> **DATA EXCERPTS**:
>>

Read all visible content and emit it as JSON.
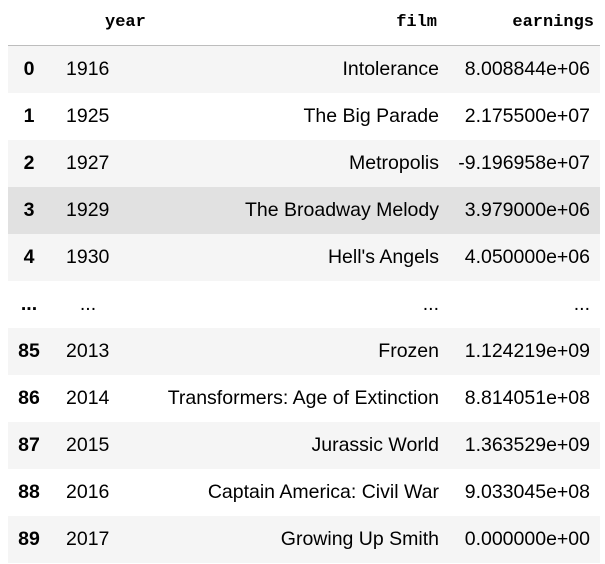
{
  "table": {
    "columns": [
      "",
      "year",
      "film",
      "earnings"
    ],
    "rows": [
      {
        "index": "0",
        "year": "1916",
        "film": "Intolerance",
        "earnings": "8.008844e+06"
      },
      {
        "index": "1",
        "year": "1925",
        "film": "The Big Parade",
        "earnings": "2.175500e+07"
      },
      {
        "index": "2",
        "year": "1927",
        "film": "Metropolis",
        "earnings": "-9.196958e+07"
      },
      {
        "index": "3",
        "year": "1929",
        "film": "The Broadway Melody",
        "earnings": "3.979000e+06"
      },
      {
        "index": "4",
        "year": "1930",
        "film": "Hell's Angels",
        "earnings": "4.050000e+06"
      },
      {
        "index": "...",
        "year": "...",
        "film": "...",
        "earnings": "..."
      },
      {
        "index": "85",
        "year": "2013",
        "film": "Frozen",
        "earnings": "1.124219e+09"
      },
      {
        "index": "86",
        "year": "2014",
        "film": "Transformers: Age of Extinction",
        "earnings": "8.814051e+08"
      },
      {
        "index": "87",
        "year": "2015",
        "film": "Jurassic World",
        "earnings": "1.363529e+09"
      },
      {
        "index": "88",
        "year": "2016",
        "film": "Captain America: Civil War",
        "earnings": "9.033045e+08"
      },
      {
        "index": "89",
        "year": "2017",
        "film": "Growing Up Smith",
        "earnings": "0.000000e+00"
      }
    ]
  }
}
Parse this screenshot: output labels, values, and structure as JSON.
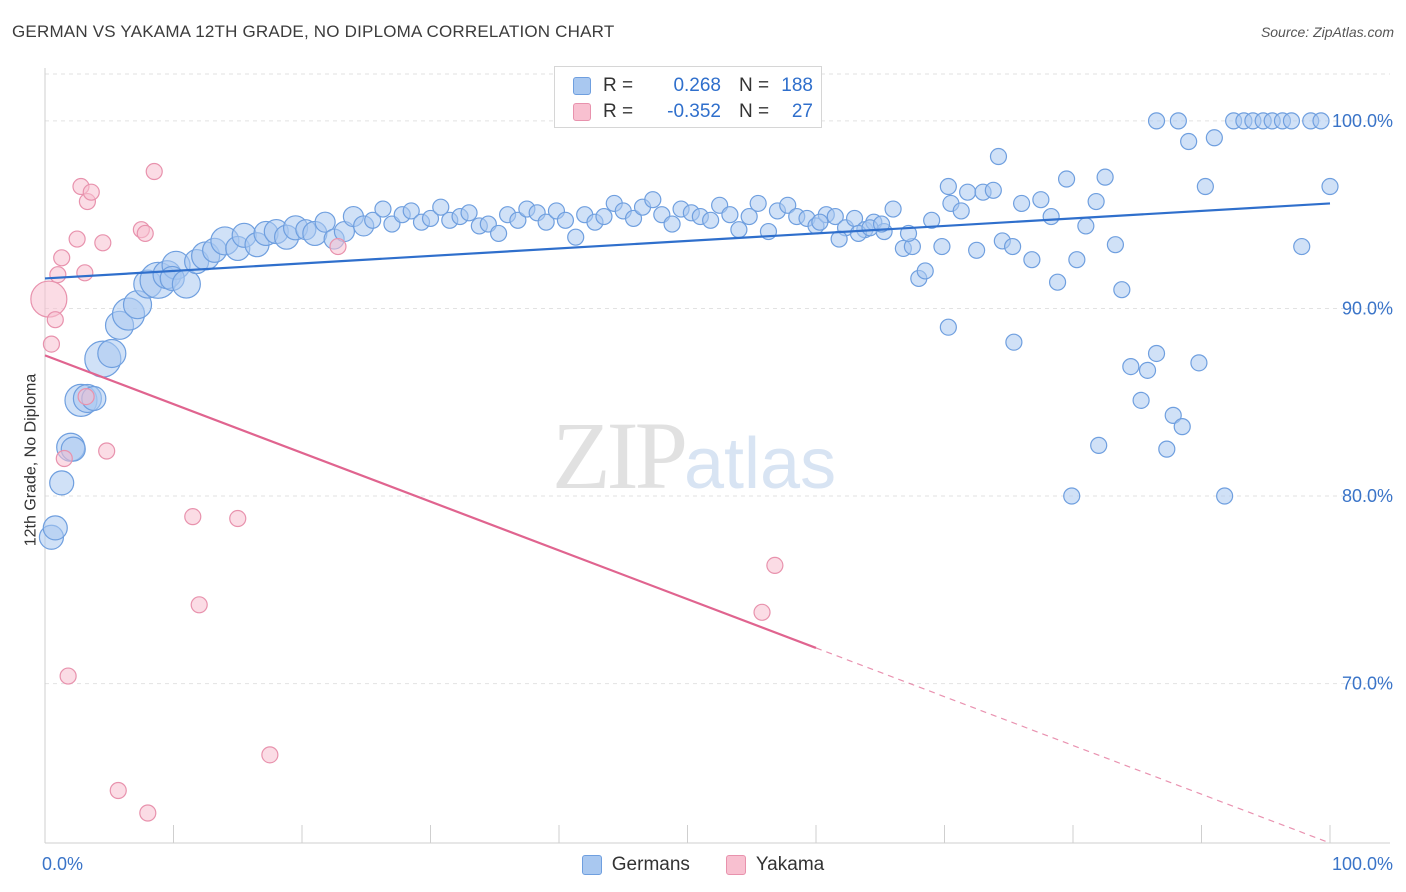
{
  "title": "GERMAN VS YAKAMA 12TH GRADE, NO DIPLOMA CORRELATION CHART",
  "source": "Source: ZipAtlas.com",
  "watermark": {
    "zip": "ZIP",
    "atlas": "atlas"
  },
  "legend": {
    "rows": [
      {
        "r_label": "R =",
        "r_value": "0.268",
        "n_label": "N =",
        "n_value": "188",
        "color": "#a9c8f0",
        "border": "#6f9fdf"
      },
      {
        "r_label": "R =",
        "r_value": "-0.352",
        "n_label": "N =",
        "n_value": "27",
        "color": "#f8c0d0",
        "border": "#e892ad"
      }
    ]
  },
  "bottom_legend": [
    {
      "label": "Germans",
      "color": "#a9c8f0",
      "border": "#6f9fdf"
    },
    {
      "label": "Yakama",
      "color": "#f8c0d0",
      "border": "#e892ad"
    }
  ],
  "chart_data": {
    "type": "scatter",
    "title": "GERMAN VS YAKAMA 12TH GRADE, NO DIPLOMA CORRELATION CHART",
    "xlabel": "",
    "ylabel": "12th Grade, No Diploma",
    "xlim": [
      0,
      100
    ],
    "ylim": [
      61.5,
      102.5
    ],
    "x_tick_labels": [
      {
        "value": 0,
        "label": "0.0%"
      },
      {
        "value": 100,
        "label": "100.0%"
      }
    ],
    "y_tick_labels": [
      {
        "value": 70,
        "label": "70.0%"
      },
      {
        "value": 80,
        "label": "80.0%"
      },
      {
        "value": 90,
        "label": "90.0%"
      },
      {
        "value": 100,
        "label": "100.0%"
      }
    ],
    "grid": "horizontal dashed",
    "series": [
      {
        "name": "Germans",
        "color": "#a9c8f0",
        "stroke": "#6f9fdf",
        "trend": {
          "x": [
            0,
            100
          ],
          "y": [
            91.6,
            95.6
          ],
          "color": "#2f6fcc"
        },
        "points": [
          [
            0.5,
            77.8,
            12
          ],
          [
            0.8,
            78.3,
            12
          ],
          [
            1.3,
            80.7,
            12
          ],
          [
            2.0,
            82.6,
            14
          ],
          [
            2.2,
            82.5,
            12
          ],
          [
            2.8,
            85.1,
            16
          ],
          [
            3.3,
            85.2,
            14
          ],
          [
            3.8,
            85.2,
            12
          ],
          [
            4.5,
            87.3,
            18
          ],
          [
            5.2,
            87.6,
            14
          ],
          [
            5.8,
            89.1,
            14
          ],
          [
            6.5,
            89.7,
            16
          ],
          [
            7.2,
            90.2,
            14
          ],
          [
            8.0,
            91.3,
            14
          ],
          [
            8.8,
            91.5,
            18
          ],
          [
            9.5,
            91.8,
            14
          ],
          [
            10.2,
            92.3,
            14
          ],
          [
            9.9,
            91.6,
            12
          ],
          [
            11.0,
            91.3,
            14
          ],
          [
            11.8,
            92.5,
            12
          ],
          [
            12.5,
            92.8,
            14
          ],
          [
            13.2,
            93.1,
            12
          ],
          [
            14.0,
            93.6,
            14
          ],
          [
            15.0,
            93.2,
            12
          ],
          [
            15.5,
            93.9,
            12
          ],
          [
            16.5,
            93.4,
            12
          ],
          [
            17.2,
            94.0,
            12
          ],
          [
            18.0,
            94.1,
            12
          ],
          [
            18.8,
            93.8,
            12
          ],
          [
            19.5,
            94.3,
            12
          ],
          [
            20.3,
            94.2,
            10
          ],
          [
            21.0,
            94.0,
            12
          ],
          [
            21.8,
            94.6,
            10
          ],
          [
            22.5,
            93.7,
            10
          ],
          [
            23.3,
            94.1,
            10
          ],
          [
            24.0,
            94.9,
            10
          ],
          [
            24.8,
            94.4,
            10
          ],
          [
            25.5,
            94.7,
            8
          ],
          [
            26.3,
            95.3,
            8
          ],
          [
            27.0,
            94.5,
            8
          ],
          [
            27.8,
            95.0,
            8
          ],
          [
            28.5,
            95.2,
            8
          ],
          [
            29.3,
            94.6,
            8
          ],
          [
            30.0,
            94.8,
            8
          ],
          [
            30.8,
            95.4,
            8
          ],
          [
            31.5,
            94.7,
            8
          ],
          [
            32.3,
            94.9,
            8
          ],
          [
            33.0,
            95.1,
            8
          ],
          [
            33.8,
            94.4,
            8
          ],
          [
            34.5,
            94.5,
            8
          ],
          [
            35.3,
            94.0,
            8
          ],
          [
            36.0,
            95.0,
            8
          ],
          [
            36.8,
            94.7,
            8
          ],
          [
            37.5,
            95.3,
            8
          ],
          [
            38.3,
            95.1,
            8
          ],
          [
            39.0,
            94.6,
            8
          ],
          [
            39.8,
            95.2,
            8
          ],
          [
            40.5,
            94.7,
            8
          ],
          [
            41.3,
            93.8,
            8
          ],
          [
            42.0,
            95.0,
            8
          ],
          [
            42.8,
            94.6,
            8
          ],
          [
            43.5,
            94.9,
            8
          ],
          [
            44.3,
            95.6,
            8
          ],
          [
            45.0,
            95.2,
            8
          ],
          [
            45.8,
            94.8,
            8
          ],
          [
            46.5,
            95.4,
            8
          ],
          [
            47.3,
            95.8,
            8
          ],
          [
            48.0,
            95.0,
            8
          ],
          [
            48.8,
            94.5,
            8
          ],
          [
            49.5,
            95.3,
            8
          ],
          [
            50.3,
            95.1,
            8
          ],
          [
            51.0,
            94.9,
            8
          ],
          [
            51.8,
            94.7,
            8
          ],
          [
            52.5,
            95.5,
            8
          ],
          [
            53.3,
            95.0,
            8
          ],
          [
            54.0,
            94.2,
            8
          ],
          [
            54.8,
            94.9,
            8
          ],
          [
            55.5,
            95.6,
            8
          ],
          [
            56.3,
            94.1,
            8
          ],
          [
            57.0,
            95.2,
            8
          ],
          [
            57.8,
            95.5,
            8
          ],
          [
            58.5,
            94.9,
            8
          ],
          [
            59.3,
            94.8,
            8
          ],
          [
            60.0,
            94.4,
            8
          ],
          [
            60.8,
            95.0,
            8
          ],
          [
            61.5,
            94.9,
            8
          ],
          [
            62.3,
            94.3,
            8
          ],
          [
            63.0,
            94.8,
            8
          ],
          [
            63.8,
            94.2,
            8
          ],
          [
            64.5,
            94.6,
            8
          ],
          [
            65.3,
            94.1,
            8
          ],
          [
            66.0,
            95.3,
            8
          ],
          [
            66.8,
            93.2,
            8
          ],
          [
            67.5,
            93.3,
            8
          ],
          [
            68.0,
            91.6,
            8
          ],
          [
            68.5,
            92.0,
            8
          ],
          [
            69.0,
            94.7,
            8
          ],
          [
            69.8,
            93.3,
            8
          ],
          [
            70.5,
            95.6,
            8
          ],
          [
            71.3,
            95.2,
            8
          ],
          [
            71.8,
            96.2,
            8
          ],
          [
            72.5,
            93.1,
            8
          ],
          [
            73.0,
            96.2,
            8
          ],
          [
            73.8,
            96.3,
            8
          ],
          [
            74.5,
            93.6,
            8
          ],
          [
            75.3,
            93.3,
            8
          ],
          [
            76.0,
            95.6,
            8
          ],
          [
            76.8,
            92.6,
            8
          ],
          [
            77.5,
            95.8,
            8
          ],
          [
            78.3,
            94.9,
            8
          ],
          [
            78.8,
            91.4,
            8
          ],
          [
            79.5,
            96.9,
            8
          ],
          [
            80.3,
            92.6,
            8
          ],
          [
            81.0,
            94.4,
            8
          ],
          [
            81.8,
            95.7,
            8
          ],
          [
            82.5,
            97.0,
            8
          ],
          [
            83.3,
            93.4,
            8
          ],
          [
            83.8,
            91.0,
            8
          ],
          [
            84.5,
            86.9,
            8
          ],
          [
            85.3,
            85.1,
            8
          ],
          [
            85.8,
            86.7,
            8
          ],
          [
            86.5,
            87.6,
            8
          ],
          [
            87.3,
            82.5,
            8
          ],
          [
            87.8,
            84.3,
            8
          ],
          [
            88.5,
            83.7,
            8
          ],
          [
            89.0,
            98.9,
            8
          ],
          [
            89.8,
            87.1,
            8
          ],
          [
            90.3,
            96.5,
            8
          ],
          [
            91.0,
            99.1,
            8
          ],
          [
            91.8,
            80.0,
            8
          ],
          [
            92.5,
            100.0,
            8
          ],
          [
            93.3,
            100.0,
            8
          ],
          [
            94.0,
            100.0,
            8
          ],
          [
            94.8,
            100.0,
            8
          ],
          [
            95.5,
            100.0,
            8
          ],
          [
            96.3,
            100.0,
            8
          ],
          [
            97.0,
            100.0,
            8
          ],
          [
            97.8,
            93.3,
            8
          ],
          [
            98.5,
            100.0,
            8
          ],
          [
            99.3,
            100.0,
            8
          ],
          [
            100.0,
            96.5,
            8
          ],
          [
            70.3,
            96.5,
            8
          ],
          [
            74.2,
            98.1,
            8
          ],
          [
            70.3,
            89.0,
            8
          ],
          [
            75.4,
            88.2,
            8
          ],
          [
            79.9,
            80.0,
            8
          ],
          [
            82.0,
            82.7,
            8
          ],
          [
            86.5,
            100.0,
            8
          ],
          [
            88.2,
            100.0,
            8
          ],
          [
            60.3,
            94.6,
            8
          ],
          [
            61.8,
            93.7,
            8
          ],
          [
            63.3,
            94.0,
            8
          ],
          [
            64.2,
            94.3,
            8
          ],
          [
            65.1,
            94.5,
            8
          ],
          [
            67.2,
            94.0,
            8
          ]
        ]
      },
      {
        "name": "Yakama",
        "color": "#f8c0d0",
        "stroke": "#e892ad",
        "trend": {
          "x": [
            0,
            100
          ],
          "y": [
            87.5,
            61.5
          ],
          "solid_until": 60,
          "color": "#e0648f"
        },
        "points": [
          [
            0.3,
            90.5,
            18
          ],
          [
            0.5,
            88.1,
            8
          ],
          [
            0.8,
            89.4,
            8
          ],
          [
            1.0,
            91.8,
            8
          ],
          [
            1.3,
            92.7,
            8
          ],
          [
            1.5,
            82.0,
            8
          ],
          [
            1.8,
            70.4,
            8
          ],
          [
            2.5,
            93.7,
            8
          ],
          [
            2.8,
            96.5,
            8
          ],
          [
            3.1,
            91.9,
            8
          ],
          [
            3.3,
            95.7,
            8
          ],
          [
            3.6,
            96.2,
            8
          ],
          [
            4.5,
            93.5,
            8
          ],
          [
            4.8,
            82.4,
            8
          ],
          [
            5.7,
            64.3,
            8
          ],
          [
            7.5,
            94.2,
            8
          ],
          [
            7.8,
            94.0,
            8
          ],
          [
            8.0,
            63.1,
            8
          ],
          [
            8.5,
            97.3,
            8
          ],
          [
            11.5,
            78.9,
            8
          ],
          [
            12.0,
            74.2,
            8
          ],
          [
            15.0,
            78.8,
            8
          ],
          [
            17.5,
            66.2,
            8
          ],
          [
            22.8,
            93.3,
            8
          ],
          [
            55.8,
            73.8,
            8
          ],
          [
            56.8,
            76.3,
            8
          ],
          [
            3.2,
            85.3,
            8
          ]
        ]
      }
    ]
  }
}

<<

> **PROBLEM TO WORK ON**:
Copy every line from the records above that contains the word "JSON".

> **OUTPUT OF THE EXERCISE**:
Read all visible content and emit it as JSON.
Parse this screenshot: output labels, values, and structure as JSON.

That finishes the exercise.